**Aim of the exercise**:
Copy out every line of the following material verbatim, without any changes.

**Extracted data**:

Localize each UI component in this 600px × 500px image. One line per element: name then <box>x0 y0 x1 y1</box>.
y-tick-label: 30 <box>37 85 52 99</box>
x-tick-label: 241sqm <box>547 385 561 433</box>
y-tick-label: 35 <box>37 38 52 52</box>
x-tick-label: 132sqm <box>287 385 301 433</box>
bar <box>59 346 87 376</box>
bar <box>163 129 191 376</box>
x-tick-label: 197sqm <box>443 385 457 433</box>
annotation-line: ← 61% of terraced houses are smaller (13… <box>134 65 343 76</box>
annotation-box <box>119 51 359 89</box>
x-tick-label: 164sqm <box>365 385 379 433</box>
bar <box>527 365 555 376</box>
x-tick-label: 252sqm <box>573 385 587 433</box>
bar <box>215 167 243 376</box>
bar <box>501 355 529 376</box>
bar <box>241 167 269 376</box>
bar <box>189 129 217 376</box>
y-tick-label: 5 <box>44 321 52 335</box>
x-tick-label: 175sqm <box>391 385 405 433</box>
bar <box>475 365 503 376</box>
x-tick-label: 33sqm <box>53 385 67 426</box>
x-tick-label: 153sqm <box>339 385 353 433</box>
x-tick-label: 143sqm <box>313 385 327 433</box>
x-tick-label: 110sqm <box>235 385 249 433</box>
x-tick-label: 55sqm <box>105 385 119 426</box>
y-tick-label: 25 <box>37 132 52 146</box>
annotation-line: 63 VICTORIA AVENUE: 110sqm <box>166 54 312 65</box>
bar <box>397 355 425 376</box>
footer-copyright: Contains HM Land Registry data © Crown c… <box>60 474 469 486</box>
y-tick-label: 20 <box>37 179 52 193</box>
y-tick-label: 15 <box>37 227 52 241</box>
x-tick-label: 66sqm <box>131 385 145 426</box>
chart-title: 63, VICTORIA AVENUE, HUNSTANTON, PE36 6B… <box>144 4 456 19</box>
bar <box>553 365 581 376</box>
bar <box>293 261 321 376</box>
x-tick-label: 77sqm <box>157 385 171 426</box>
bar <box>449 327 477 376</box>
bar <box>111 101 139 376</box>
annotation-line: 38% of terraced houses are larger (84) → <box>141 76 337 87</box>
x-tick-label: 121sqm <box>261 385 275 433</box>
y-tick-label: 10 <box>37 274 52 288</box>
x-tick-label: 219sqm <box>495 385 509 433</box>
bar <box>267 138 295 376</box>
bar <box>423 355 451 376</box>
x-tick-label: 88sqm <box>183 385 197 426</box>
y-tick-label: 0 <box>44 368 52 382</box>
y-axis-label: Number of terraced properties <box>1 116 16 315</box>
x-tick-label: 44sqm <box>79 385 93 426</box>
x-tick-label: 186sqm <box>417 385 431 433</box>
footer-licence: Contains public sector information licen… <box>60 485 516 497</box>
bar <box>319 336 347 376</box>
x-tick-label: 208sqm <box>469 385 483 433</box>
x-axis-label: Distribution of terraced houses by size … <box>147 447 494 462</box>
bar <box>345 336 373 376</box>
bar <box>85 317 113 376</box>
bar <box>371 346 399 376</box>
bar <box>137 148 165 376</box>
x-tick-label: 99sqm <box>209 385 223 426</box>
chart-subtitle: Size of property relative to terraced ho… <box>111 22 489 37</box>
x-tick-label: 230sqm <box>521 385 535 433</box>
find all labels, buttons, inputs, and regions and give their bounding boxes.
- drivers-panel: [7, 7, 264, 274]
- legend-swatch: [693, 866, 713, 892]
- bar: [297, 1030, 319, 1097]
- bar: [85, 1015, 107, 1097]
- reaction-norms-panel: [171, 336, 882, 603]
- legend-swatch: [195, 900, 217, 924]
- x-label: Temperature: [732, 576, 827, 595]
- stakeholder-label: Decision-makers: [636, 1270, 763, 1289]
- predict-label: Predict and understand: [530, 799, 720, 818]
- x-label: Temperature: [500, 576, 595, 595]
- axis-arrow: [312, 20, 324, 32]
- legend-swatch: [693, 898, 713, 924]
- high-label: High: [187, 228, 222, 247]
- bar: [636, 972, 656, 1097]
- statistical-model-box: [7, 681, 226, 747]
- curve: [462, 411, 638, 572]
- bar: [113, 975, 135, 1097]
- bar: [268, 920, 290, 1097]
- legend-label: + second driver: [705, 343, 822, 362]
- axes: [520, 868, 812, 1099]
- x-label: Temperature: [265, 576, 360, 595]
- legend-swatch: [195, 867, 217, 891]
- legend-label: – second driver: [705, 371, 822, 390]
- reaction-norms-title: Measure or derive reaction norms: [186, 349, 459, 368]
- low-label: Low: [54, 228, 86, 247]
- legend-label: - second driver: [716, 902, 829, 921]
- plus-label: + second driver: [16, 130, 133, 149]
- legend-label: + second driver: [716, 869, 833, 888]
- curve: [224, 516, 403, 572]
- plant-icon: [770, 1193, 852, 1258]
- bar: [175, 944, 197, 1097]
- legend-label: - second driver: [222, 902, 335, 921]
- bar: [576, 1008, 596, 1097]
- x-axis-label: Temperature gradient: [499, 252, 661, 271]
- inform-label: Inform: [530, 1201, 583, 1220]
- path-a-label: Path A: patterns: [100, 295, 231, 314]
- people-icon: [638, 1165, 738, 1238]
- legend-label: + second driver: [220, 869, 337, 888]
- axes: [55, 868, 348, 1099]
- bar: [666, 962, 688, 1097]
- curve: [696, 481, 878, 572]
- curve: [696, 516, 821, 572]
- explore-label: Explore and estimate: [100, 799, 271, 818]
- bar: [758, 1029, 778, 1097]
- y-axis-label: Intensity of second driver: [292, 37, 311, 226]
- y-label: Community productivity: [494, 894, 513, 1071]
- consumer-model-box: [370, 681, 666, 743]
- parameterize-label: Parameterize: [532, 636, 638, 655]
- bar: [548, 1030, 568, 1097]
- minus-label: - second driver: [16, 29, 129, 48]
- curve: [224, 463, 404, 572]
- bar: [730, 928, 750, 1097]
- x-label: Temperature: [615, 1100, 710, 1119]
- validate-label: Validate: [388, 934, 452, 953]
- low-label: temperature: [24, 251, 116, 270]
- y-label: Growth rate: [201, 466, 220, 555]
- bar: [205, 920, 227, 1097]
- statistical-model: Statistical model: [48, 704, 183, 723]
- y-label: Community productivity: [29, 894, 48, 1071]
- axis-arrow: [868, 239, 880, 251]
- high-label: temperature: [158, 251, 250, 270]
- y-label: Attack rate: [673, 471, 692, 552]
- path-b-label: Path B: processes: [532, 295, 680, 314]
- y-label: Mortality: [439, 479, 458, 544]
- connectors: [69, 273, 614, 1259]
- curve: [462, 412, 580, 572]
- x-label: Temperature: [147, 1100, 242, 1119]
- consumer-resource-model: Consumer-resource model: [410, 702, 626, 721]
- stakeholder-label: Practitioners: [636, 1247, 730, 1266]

**Result below**:
Localize each UI component in this 600px × 500px image. One line per element: name then <box>x0 y0 x1 y1</box>.
y-tick-label: 30 <box>37 85 52 99</box>
x-tick-label: 241sqm <box>547 385 561 433</box>
y-tick-label: 35 <box>37 38 52 52</box>
x-tick-label: 132sqm <box>287 385 301 433</box>
bar <box>59 346 87 376</box>
bar <box>163 129 191 376</box>
x-tick-label: 197sqm <box>443 385 457 433</box>
annotation-line: ← 61% of terraced houses are smaller (13… <box>134 65 343 76</box>
annotation-box <box>119 51 359 89</box>
x-tick-label: 164sqm <box>365 385 379 433</box>
bar <box>527 365 555 376</box>
x-tick-label: 252sqm <box>573 385 587 433</box>
bar <box>215 167 243 376</box>
bar <box>501 355 529 376</box>
bar <box>241 167 269 376</box>
bar <box>189 129 217 376</box>
y-tick-label: 5 <box>44 321 52 335</box>
x-tick-label: 175sqm <box>391 385 405 433</box>
bar <box>475 365 503 376</box>
x-tick-label: 33sqm <box>53 385 67 426</box>
x-tick-label: 153sqm <box>339 385 353 433</box>
x-tick-label: 143sqm <box>313 385 327 433</box>
x-tick-label: 110sqm <box>235 385 249 433</box>
x-tick-label: 55sqm <box>105 385 119 426</box>
y-tick-label: 25 <box>37 132 52 146</box>
annotation-line: 63 VICTORIA AVENUE: 110sqm <box>166 54 312 65</box>
bar <box>397 355 425 376</box>
footer-copyright: Contains HM Land Registry data © Crown c… <box>60 474 469 486</box>
y-tick-label: 20 <box>37 179 52 193</box>
y-tick-label: 15 <box>37 227 52 241</box>
x-tick-label: 66sqm <box>131 385 145 426</box>
chart-title: 63, VICTORIA AVENUE, HUNSTANTON, PE36 6B… <box>144 4 456 19</box>
bar <box>553 365 581 376</box>
bar <box>293 261 321 376</box>
x-tick-label: 77sqm <box>157 385 171 426</box>
bar <box>449 327 477 376</box>
bar <box>111 101 139 376</box>
annotation-line: 38% of terraced houses are larger (84) → <box>141 76 337 87</box>
x-tick-label: 121sqm <box>261 385 275 433</box>
y-tick-label: 10 <box>37 274 52 288</box>
x-tick-label: 219sqm <box>495 385 509 433</box>
bar <box>267 138 295 376</box>
bar <box>423 355 451 376</box>
x-tick-label: 88sqm <box>183 385 197 426</box>
y-tick-label: 0 <box>44 368 52 382</box>
y-axis-label: Number of terraced properties <box>1 116 16 315</box>
x-tick-label: 44sqm <box>79 385 93 426</box>
x-tick-label: 186sqm <box>417 385 431 433</box>
footer-licence: Contains public sector information licen… <box>60 485 516 497</box>
bar <box>319 336 347 376</box>
x-tick-label: 208sqm <box>469 385 483 433</box>
x-axis-label: Distribution of terraced houses by size … <box>147 447 494 462</box>
bar <box>345 336 373 376</box>
bar <box>85 317 113 376</box>
bar <box>371 346 399 376</box>
bar <box>137 148 165 376</box>
x-tick-label: 99sqm <box>209 385 223 426</box>
chart-subtitle: Size of property relative to terraced ho… <box>111 22 489 37</box>
x-tick-label: 230sqm <box>521 385 535 433</box>
find all labels, buttons, inputs, and regions and give their bounding boxes.
- drivers-panel: [7, 7, 264, 274]
- legend-swatch: [693, 866, 713, 892]
- bar: [297, 1030, 319, 1097]
- bar: [85, 1015, 107, 1097]
- reaction-norms-panel: [171, 336, 882, 603]
- legend-swatch: [195, 900, 217, 924]
- x-label: Temperature: [732, 576, 827, 595]
- stakeholder-label: Decision-makers: [636, 1270, 763, 1289]
- predict-label: Predict and understand: [530, 799, 720, 818]
- x-label: Temperature: [500, 576, 595, 595]
- axis-arrow: [312, 20, 324, 32]
- legend-swatch: [693, 898, 713, 924]
- high-label: High: [187, 228, 222, 247]
- bar: [636, 972, 656, 1097]
- statistical-model-box: [7, 681, 226, 747]
- curve: [462, 411, 638, 572]
- bar: [113, 975, 135, 1097]
- bar: [268, 920, 290, 1097]
- legend-label: + second driver: [705, 343, 822, 362]
- axes: [520, 868, 812, 1099]
- x-label: Temperature: [265, 576, 360, 595]
- legend-swatch: [195, 867, 217, 891]
- legend-label: – second driver: [705, 371, 822, 390]
- reaction-norms-title: Measure or derive reaction norms: [186, 349, 459, 368]
- low-label: Low: [54, 228, 86, 247]
- legend-label: - second driver: [716, 902, 829, 921]
- plus-label: + second driver: [16, 130, 133, 149]
- legend-label: + second driver: [716, 869, 833, 888]
- curve: [224, 516, 403, 572]
- plant-icon: [770, 1193, 852, 1258]
- bar: [175, 944, 197, 1097]
- legend-label: - second driver: [222, 902, 335, 921]
- bar: [576, 1008, 596, 1097]
- x-axis-label: Temperature gradient: [499, 252, 661, 271]
- inform-label: Inform: [530, 1201, 583, 1220]
- path-a-label: Path A: patterns: [100, 295, 231, 314]
- people-icon: [638, 1165, 738, 1238]
- legend-label: + second driver: [220, 869, 337, 888]
- axes: [55, 868, 348, 1099]
- bar: [666, 962, 688, 1097]
- curve: [696, 481, 878, 572]
- curve: [696, 516, 821, 572]
- explore-label: Explore and estimate: [100, 799, 271, 818]
- bar: [758, 1029, 778, 1097]
- y-axis-label: Intensity of second driver: [292, 37, 311, 226]
- y-label: Community productivity: [494, 894, 513, 1071]
- consumer-model-box: [370, 681, 666, 743]
- parameterize-label: Parameterize: [532, 636, 638, 655]
- bar: [548, 1030, 568, 1097]
- minus-label: - second driver: [16, 29, 129, 48]
- curve: [224, 463, 404, 572]
- bar: [730, 928, 750, 1097]
- x-label: Temperature: [615, 1100, 710, 1119]
- validate-label: Validate: [388, 934, 452, 953]
- low-label: temperature: [24, 251, 116, 270]
- y-label: Growth rate: [201, 466, 220, 555]
- bar: [205, 920, 227, 1097]
- statistical-model: Statistical model: [48, 704, 183, 723]
- y-label: Community productivity: [29, 894, 48, 1071]
- axis-arrow: [868, 239, 880, 251]
- high-label: temperature: [158, 251, 250, 270]
- y-label: Attack rate: [673, 471, 692, 552]
- path-b-label: Path B: processes: [532, 295, 680, 314]
- y-label: Mortality: [439, 479, 458, 544]
- connectors: [69, 273, 614, 1259]
- curve: [462, 412, 580, 572]
- x-label: Temperature: [147, 1100, 242, 1119]
- consumer-resource-model: Consumer-resource model: [410, 702, 626, 721]
- stakeholder-label: Practitioners: [636, 1247, 730, 1266]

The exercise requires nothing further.